Material shown.
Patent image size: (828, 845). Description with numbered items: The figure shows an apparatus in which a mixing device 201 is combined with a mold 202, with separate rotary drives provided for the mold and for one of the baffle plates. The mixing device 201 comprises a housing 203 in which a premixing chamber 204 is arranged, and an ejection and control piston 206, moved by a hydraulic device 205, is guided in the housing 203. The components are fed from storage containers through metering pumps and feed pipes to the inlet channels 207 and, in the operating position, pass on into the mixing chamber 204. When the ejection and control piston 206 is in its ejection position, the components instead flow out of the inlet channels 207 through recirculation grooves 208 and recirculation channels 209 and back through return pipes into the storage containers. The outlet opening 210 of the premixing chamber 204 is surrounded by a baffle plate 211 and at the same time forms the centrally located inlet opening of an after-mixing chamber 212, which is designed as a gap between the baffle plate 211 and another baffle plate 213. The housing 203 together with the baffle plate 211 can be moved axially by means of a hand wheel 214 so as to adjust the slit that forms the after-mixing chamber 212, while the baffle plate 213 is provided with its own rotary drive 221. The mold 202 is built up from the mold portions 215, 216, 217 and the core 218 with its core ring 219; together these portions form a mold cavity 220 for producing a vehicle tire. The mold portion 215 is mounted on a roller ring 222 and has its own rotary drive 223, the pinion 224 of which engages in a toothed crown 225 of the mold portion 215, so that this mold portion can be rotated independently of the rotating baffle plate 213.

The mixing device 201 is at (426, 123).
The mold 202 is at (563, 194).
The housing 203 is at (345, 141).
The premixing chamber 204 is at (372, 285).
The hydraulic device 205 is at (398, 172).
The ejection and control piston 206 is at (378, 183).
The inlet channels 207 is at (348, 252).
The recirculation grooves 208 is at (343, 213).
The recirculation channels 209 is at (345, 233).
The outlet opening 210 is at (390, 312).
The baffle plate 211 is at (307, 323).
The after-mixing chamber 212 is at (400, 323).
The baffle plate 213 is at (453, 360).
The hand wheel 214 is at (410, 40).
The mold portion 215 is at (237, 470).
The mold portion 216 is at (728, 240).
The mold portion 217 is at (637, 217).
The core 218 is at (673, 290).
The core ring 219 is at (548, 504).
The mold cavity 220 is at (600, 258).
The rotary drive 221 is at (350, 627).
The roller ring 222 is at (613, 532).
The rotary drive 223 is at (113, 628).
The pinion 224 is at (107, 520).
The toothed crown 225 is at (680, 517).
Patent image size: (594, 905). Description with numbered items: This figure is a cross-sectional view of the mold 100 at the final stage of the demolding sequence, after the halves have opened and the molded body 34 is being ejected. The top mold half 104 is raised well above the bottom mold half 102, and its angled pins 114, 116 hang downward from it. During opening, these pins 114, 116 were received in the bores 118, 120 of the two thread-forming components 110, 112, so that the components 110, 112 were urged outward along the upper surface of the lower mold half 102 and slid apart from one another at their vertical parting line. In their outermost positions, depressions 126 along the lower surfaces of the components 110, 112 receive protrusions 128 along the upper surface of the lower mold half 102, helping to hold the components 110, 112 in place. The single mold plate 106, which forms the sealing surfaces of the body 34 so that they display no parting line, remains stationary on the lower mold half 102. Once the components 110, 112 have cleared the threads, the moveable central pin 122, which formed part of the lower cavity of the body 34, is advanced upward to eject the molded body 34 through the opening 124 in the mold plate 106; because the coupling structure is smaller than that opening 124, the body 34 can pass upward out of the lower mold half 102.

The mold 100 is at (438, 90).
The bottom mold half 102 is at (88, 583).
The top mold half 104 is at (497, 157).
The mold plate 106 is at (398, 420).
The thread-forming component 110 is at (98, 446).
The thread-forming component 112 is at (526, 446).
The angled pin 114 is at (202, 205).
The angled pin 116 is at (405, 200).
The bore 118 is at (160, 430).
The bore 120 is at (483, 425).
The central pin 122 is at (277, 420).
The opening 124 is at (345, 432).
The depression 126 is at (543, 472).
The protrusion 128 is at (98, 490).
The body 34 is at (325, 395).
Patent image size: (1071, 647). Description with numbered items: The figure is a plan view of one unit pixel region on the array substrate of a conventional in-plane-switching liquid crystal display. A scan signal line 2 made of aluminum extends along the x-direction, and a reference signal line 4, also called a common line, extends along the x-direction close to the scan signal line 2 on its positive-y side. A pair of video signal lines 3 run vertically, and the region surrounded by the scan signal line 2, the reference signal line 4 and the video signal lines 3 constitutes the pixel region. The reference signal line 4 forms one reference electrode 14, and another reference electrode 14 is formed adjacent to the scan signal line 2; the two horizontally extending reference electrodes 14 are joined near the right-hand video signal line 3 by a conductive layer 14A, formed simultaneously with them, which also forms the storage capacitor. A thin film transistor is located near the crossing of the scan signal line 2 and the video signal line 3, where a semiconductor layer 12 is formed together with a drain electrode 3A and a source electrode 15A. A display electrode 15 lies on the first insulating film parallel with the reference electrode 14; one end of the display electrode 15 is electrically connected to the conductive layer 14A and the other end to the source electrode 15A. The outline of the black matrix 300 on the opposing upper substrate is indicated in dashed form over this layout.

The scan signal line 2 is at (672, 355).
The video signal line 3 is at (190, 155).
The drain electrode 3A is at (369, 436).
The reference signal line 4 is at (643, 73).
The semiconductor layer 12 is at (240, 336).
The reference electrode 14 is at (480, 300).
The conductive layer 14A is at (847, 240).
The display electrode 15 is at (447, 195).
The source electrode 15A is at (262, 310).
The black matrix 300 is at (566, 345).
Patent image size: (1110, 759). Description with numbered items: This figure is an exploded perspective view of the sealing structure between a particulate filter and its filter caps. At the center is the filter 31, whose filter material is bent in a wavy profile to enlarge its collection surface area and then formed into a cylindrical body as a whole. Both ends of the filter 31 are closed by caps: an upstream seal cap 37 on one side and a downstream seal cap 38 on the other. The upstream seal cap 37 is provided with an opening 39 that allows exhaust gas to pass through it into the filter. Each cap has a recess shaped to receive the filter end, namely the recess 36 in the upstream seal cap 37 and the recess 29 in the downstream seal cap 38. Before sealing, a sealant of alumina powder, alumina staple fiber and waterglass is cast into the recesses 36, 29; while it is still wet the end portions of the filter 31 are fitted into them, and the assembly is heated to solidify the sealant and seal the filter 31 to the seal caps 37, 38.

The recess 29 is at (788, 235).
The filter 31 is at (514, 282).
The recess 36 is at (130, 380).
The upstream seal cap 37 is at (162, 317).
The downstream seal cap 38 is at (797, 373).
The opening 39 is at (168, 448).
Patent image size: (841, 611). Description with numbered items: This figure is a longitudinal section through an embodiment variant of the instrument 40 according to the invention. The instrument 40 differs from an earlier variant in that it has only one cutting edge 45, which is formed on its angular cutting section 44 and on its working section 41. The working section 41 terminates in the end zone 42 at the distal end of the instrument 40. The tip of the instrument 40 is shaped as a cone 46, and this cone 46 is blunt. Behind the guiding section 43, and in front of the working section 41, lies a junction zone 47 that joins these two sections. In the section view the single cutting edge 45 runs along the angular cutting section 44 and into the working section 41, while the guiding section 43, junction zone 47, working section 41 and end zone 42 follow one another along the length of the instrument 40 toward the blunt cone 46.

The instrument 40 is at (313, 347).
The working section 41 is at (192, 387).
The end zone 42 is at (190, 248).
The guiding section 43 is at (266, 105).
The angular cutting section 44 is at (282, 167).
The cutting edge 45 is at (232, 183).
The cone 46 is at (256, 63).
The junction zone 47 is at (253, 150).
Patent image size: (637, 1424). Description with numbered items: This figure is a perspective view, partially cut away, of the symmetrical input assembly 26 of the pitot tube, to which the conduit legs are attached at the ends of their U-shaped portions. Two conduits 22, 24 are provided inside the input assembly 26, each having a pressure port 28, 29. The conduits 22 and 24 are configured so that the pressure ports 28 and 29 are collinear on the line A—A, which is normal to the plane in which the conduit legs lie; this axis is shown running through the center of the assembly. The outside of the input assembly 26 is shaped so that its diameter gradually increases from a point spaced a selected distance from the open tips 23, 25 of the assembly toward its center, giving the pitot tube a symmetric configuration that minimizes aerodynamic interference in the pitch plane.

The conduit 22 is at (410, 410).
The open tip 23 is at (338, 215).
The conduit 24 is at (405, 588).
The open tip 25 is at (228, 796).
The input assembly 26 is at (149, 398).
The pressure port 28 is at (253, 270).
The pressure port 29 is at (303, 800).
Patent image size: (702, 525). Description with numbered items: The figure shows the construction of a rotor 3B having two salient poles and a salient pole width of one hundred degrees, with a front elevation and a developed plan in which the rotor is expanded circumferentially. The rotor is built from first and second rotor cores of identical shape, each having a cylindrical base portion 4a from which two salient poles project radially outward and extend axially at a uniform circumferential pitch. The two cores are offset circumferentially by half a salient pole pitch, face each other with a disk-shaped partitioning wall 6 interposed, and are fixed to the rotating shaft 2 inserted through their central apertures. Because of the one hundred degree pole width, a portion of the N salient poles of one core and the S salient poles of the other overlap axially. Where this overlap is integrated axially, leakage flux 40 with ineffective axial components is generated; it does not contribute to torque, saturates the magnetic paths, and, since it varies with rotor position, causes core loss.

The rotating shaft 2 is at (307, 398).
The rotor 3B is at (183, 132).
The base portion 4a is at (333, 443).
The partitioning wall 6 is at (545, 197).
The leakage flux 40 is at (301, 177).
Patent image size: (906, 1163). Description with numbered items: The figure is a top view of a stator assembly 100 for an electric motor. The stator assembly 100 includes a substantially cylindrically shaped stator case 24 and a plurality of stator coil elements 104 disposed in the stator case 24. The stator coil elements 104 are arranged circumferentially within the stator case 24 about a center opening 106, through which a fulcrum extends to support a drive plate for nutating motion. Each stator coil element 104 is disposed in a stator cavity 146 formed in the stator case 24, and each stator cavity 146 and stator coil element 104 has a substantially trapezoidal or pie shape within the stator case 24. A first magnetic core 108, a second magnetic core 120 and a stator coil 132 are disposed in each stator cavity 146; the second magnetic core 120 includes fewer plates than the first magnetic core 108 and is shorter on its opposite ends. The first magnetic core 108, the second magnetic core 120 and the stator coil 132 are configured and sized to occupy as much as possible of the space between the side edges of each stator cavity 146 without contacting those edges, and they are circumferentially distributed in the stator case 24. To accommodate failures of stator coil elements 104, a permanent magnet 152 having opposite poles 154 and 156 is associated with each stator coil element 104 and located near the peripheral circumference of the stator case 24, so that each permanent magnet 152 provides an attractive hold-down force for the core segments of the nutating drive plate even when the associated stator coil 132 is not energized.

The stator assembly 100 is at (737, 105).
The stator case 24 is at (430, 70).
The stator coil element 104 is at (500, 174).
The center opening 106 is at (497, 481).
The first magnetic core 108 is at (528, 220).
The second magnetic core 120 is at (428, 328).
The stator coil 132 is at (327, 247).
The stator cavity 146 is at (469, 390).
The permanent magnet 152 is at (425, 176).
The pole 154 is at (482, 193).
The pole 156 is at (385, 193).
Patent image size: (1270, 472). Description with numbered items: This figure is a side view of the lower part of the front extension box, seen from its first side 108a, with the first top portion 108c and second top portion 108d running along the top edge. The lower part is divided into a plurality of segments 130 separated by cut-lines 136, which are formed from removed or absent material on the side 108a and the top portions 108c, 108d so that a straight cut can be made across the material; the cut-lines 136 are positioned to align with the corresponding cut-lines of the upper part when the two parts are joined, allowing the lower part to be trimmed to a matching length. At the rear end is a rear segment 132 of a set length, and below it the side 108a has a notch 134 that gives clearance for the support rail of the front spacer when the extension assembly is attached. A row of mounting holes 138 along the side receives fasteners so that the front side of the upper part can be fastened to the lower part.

To be done. Switch "pitot tube" to "airspeed probe" in the listing lines that begin at the line containing "Patent image size: (637, 1424)." and stop after the line containing "The pressure port 29 is at (303, 800).", and give only those lines back with nothing else changed.

Written answer.
Patent image size: (637, 1424). Description with numbered items: This figure is a perspective view, partially cut away, of the symmetrical input assembly 26 of the airspeed probe, to which the conduit legs are attached at the ends of their U-shaped portions. Two conduits 22, 24 are provided inside the input assembly 26, each having a pressure port 28, 29. The conduits 22 and 24 are configured so that the pressure ports 28 and 29 are collinear on the line A—A, which is normal to the plane in which the conduit legs lie; this axis is shown running through the center of the assembly. The outside of the input assembly 26 is shaped so that its diameter gradually increases from a point spaced a selected distance from the open tips 23, 25 of the assembly toward its center, giving the airspeed probe a symmetric configuration that minimizes aerodynamic interference in the pitch plane.

The conduit 22 is at (410, 410).
The open tip 23 is at (338, 215).
The conduit 24 is at (405, 588).
The open tip 25 is at (228, 796).
The input assembly 26 is at (149, 398).
The pressure port 28 is at (253, 270).
The pressure port 29 is at (303, 800).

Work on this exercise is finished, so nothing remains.